Problem details: Look through the data below and return each line where "вопросы" appears.

-- START OF Provided records --

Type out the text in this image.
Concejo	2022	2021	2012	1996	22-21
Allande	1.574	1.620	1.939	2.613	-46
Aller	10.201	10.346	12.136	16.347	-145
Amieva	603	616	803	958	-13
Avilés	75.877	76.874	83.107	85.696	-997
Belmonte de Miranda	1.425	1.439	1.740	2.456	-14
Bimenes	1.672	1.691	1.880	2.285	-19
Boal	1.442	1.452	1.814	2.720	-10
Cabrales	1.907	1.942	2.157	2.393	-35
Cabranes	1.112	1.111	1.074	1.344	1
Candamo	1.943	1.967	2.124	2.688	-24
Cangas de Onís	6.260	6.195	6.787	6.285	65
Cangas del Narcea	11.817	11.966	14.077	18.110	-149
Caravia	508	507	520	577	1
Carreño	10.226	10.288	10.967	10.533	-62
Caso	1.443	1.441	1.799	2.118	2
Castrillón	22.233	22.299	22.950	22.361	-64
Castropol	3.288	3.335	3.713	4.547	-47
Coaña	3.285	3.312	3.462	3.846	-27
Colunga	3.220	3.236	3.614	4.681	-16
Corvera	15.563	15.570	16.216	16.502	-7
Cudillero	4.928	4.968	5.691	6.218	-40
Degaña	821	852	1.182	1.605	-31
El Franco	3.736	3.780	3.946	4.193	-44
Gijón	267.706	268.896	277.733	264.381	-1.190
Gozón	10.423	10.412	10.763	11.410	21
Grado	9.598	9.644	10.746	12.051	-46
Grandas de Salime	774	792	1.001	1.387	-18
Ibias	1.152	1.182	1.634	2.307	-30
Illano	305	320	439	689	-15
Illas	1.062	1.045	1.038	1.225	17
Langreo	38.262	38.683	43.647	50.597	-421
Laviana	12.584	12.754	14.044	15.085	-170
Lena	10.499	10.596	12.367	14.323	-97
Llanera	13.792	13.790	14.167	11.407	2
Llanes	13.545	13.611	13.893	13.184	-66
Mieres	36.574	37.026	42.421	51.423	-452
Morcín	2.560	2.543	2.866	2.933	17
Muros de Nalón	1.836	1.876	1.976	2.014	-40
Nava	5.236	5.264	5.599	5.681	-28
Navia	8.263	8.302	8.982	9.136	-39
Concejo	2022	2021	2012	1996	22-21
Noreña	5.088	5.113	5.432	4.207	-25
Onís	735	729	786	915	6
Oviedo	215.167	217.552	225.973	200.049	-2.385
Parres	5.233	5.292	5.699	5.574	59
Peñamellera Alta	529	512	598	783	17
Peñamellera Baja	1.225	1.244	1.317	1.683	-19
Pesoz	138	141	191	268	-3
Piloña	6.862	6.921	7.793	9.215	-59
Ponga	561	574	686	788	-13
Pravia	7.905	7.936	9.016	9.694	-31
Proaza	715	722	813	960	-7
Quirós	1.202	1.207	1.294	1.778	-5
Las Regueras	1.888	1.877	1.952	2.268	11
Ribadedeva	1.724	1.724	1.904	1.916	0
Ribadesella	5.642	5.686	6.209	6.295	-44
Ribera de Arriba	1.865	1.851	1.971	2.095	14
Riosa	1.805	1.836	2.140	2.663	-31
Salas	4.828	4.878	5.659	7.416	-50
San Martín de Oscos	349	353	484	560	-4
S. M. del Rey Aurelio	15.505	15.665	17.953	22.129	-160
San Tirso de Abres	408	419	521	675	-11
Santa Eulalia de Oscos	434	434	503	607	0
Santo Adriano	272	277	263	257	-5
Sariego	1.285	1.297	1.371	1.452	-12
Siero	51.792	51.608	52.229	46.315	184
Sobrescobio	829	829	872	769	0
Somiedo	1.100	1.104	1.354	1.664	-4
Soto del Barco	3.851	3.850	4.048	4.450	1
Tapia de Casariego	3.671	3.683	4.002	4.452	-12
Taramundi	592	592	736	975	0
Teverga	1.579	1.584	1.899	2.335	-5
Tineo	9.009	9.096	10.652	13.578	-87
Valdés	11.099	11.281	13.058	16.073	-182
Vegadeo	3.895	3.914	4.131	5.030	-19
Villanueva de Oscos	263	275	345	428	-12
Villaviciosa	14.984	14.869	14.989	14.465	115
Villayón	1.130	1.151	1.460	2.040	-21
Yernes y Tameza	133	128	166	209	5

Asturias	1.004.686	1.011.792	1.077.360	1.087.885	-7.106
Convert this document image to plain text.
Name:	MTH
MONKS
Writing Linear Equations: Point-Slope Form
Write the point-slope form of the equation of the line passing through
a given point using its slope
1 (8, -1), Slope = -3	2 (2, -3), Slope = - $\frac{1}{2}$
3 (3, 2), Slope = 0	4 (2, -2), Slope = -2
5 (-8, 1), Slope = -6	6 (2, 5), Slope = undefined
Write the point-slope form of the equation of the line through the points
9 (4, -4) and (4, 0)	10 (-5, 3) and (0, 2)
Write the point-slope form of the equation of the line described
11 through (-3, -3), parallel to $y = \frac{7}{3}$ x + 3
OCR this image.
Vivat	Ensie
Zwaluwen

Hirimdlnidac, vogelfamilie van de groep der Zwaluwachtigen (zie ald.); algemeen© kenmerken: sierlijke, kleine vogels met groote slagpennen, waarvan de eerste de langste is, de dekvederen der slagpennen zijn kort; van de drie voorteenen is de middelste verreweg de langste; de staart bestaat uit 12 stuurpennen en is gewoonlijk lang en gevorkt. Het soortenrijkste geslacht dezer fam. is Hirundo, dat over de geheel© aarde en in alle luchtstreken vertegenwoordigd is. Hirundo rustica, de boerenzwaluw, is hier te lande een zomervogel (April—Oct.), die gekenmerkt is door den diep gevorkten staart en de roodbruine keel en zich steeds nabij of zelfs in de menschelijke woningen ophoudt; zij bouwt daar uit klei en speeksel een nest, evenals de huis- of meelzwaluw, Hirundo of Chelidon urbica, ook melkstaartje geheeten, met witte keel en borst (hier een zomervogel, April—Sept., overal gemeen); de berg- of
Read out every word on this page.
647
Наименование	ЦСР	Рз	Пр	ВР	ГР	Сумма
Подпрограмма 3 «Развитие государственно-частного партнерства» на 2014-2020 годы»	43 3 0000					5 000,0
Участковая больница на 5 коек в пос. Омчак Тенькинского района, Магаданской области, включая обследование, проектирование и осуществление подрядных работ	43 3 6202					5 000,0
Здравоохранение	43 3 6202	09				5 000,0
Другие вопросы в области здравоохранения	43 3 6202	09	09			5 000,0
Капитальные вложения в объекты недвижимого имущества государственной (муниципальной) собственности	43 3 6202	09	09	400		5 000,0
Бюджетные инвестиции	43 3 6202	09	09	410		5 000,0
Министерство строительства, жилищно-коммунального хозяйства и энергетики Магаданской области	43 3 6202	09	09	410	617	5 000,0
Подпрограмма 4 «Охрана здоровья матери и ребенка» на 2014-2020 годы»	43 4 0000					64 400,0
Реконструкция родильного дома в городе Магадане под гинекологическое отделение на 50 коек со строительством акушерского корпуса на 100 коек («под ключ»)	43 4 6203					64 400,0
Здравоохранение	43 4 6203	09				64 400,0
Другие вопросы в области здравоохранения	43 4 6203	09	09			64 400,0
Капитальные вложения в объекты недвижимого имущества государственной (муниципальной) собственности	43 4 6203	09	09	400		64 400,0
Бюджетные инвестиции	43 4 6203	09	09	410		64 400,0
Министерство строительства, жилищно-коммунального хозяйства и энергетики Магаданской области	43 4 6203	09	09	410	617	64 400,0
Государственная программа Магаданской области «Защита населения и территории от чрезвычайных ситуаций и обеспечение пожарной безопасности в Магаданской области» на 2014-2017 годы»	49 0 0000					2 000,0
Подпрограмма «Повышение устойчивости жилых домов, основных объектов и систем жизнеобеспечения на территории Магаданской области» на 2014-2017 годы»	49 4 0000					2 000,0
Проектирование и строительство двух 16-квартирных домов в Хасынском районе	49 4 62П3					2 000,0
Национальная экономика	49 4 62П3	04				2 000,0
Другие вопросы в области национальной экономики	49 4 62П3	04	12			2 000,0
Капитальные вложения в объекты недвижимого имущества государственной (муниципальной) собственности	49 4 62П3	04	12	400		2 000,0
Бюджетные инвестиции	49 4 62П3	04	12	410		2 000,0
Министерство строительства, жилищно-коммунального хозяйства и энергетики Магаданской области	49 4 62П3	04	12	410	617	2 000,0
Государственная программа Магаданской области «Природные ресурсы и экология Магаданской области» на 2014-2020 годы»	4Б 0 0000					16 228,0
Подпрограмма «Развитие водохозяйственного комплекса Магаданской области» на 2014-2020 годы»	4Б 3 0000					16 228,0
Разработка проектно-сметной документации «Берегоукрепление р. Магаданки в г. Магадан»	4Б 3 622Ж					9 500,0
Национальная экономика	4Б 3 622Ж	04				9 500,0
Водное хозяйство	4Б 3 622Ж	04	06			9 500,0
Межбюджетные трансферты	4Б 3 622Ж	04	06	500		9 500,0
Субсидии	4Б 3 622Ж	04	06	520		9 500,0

-- END OF Provided records --

Worked solution:
Другие вопросы в области здравоохранения	43 3 6202	09	09			5 000,0
Другие вопросы в области здравоохранения	43 4 6203	09	09			64 400,0
Другие вопросы в области национальной экономики	49 4 62П3	04	12			2 000,0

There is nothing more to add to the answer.